## SHORT EXERCISE A
Answer these questions using the passage about finding a place to live:
(i) How far is the house from the school?
(ii) Who would the writer be living with?
(iii) How much would it cost the writer to take money out of the inheritance?
## SHORT EXERCISE B
In one to three sentences, explain why the passage about finding a place to live says the writer would have to use the inheritance under the van plan.

## PASSAGE TO READ
Today I found the place I am going to live. It's in a house 10 minutes from the school. I'd be living with other Sheridan students. The rooms are large and the girls seem friendly and the house is clean and spacious. I also learned I could keep my stuff there after school is out and thus not have to rent a storage unit or rent a $200 van. I knew I'd likely have to pay rent over the summer and $30 a month on top of that as well as $200 to drag my stuff there as well as another 200 to drag it back. Insane, yes? You see, if I rent the van I wont have enough money to pay for rent to the landlord. I would have to dip into my inheritance to get the money and it would be a $100 charge. So using the van method I would be spending $500 total. Plus another $120 for storage over the summer. that's $620. Then there is the $1560 for rent over the summer to hold the place. That makes $2180. Hmmm.. $1560 or $2180. Tough choice. Even if we just moved my stuff over there with the van, I'd still be out $300.

## Dataset records

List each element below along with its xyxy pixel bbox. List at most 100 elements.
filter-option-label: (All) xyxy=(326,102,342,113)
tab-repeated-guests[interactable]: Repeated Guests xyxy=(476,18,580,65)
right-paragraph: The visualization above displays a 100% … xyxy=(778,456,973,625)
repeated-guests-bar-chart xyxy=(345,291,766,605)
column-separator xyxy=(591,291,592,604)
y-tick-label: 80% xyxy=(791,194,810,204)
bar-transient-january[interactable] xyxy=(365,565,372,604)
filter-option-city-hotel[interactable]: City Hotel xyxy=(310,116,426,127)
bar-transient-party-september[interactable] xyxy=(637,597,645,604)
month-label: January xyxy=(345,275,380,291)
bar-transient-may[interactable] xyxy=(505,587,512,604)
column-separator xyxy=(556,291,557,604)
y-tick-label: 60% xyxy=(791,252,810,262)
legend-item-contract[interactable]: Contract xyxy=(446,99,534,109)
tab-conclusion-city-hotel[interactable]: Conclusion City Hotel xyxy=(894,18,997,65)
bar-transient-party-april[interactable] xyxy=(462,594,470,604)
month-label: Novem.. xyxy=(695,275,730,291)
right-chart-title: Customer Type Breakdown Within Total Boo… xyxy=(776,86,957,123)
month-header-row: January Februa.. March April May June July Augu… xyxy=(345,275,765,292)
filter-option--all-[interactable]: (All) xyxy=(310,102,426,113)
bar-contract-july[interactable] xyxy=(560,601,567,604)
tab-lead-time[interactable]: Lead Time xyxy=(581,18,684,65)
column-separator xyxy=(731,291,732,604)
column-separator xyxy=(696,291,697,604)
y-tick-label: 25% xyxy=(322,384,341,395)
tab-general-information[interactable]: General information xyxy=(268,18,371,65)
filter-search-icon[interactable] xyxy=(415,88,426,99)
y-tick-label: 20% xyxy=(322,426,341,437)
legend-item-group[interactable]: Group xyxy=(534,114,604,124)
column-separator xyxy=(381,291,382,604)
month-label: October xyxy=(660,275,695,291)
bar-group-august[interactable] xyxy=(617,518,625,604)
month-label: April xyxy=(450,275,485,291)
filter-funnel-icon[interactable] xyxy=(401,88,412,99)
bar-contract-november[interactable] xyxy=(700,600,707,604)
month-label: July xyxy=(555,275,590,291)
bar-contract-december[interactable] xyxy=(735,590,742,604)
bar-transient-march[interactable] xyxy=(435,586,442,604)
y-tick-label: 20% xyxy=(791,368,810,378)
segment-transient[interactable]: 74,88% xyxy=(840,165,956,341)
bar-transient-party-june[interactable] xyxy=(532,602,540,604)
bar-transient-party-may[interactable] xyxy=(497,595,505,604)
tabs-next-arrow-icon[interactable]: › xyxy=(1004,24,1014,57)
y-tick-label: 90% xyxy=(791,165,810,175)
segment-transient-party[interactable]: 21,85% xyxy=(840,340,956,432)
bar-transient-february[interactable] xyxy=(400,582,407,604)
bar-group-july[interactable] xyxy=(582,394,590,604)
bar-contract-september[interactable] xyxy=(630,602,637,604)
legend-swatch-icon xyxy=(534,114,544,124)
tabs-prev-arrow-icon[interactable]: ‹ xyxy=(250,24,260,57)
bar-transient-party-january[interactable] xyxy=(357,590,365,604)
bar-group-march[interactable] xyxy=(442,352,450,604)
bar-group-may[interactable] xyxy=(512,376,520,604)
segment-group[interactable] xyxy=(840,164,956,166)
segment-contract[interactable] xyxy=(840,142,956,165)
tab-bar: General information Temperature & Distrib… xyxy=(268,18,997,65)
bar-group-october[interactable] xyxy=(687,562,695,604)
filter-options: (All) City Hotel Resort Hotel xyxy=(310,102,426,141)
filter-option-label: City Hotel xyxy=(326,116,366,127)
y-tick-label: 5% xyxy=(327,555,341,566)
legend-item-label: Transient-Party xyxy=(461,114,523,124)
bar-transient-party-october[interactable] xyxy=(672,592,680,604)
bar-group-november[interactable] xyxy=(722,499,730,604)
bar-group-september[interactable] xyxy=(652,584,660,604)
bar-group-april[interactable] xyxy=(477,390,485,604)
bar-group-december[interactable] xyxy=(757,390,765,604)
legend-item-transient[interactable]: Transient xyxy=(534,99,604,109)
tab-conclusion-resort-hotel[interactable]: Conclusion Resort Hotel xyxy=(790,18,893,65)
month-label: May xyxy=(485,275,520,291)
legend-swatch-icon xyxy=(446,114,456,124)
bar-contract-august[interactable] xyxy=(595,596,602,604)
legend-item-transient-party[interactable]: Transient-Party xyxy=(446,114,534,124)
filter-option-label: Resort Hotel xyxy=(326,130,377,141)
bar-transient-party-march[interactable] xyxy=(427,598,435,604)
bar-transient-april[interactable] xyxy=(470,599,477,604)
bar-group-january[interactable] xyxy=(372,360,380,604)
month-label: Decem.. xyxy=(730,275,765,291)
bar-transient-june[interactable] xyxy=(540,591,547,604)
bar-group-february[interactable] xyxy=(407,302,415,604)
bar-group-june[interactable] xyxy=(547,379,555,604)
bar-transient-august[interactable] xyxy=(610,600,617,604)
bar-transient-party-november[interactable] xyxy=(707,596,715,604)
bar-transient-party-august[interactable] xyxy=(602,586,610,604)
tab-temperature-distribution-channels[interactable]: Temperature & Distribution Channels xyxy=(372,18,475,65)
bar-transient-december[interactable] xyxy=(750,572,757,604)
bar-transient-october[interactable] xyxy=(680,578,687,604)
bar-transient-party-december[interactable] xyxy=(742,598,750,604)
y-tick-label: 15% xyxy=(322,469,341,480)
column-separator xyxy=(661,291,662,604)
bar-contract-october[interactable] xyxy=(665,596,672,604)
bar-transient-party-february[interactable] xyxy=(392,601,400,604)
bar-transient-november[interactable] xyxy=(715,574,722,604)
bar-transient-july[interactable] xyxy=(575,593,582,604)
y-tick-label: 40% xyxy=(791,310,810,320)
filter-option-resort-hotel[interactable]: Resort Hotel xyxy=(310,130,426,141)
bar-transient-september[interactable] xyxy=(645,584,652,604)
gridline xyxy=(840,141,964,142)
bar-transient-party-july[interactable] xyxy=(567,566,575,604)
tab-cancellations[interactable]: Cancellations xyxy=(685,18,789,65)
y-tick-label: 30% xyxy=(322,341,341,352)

## PROBLEM SOLUTION A
(i) It is 10 minutes from the school.
(ii) The writer would be living with other Sheridan students.
(iii) It would be a $100 charge.

## PROBLEM SOLUTION B
If the writer rented the van, there would not be enough money left to pay rent to the landlord. The writer would have to take that money from the inheritance, which would carry a $100 charge.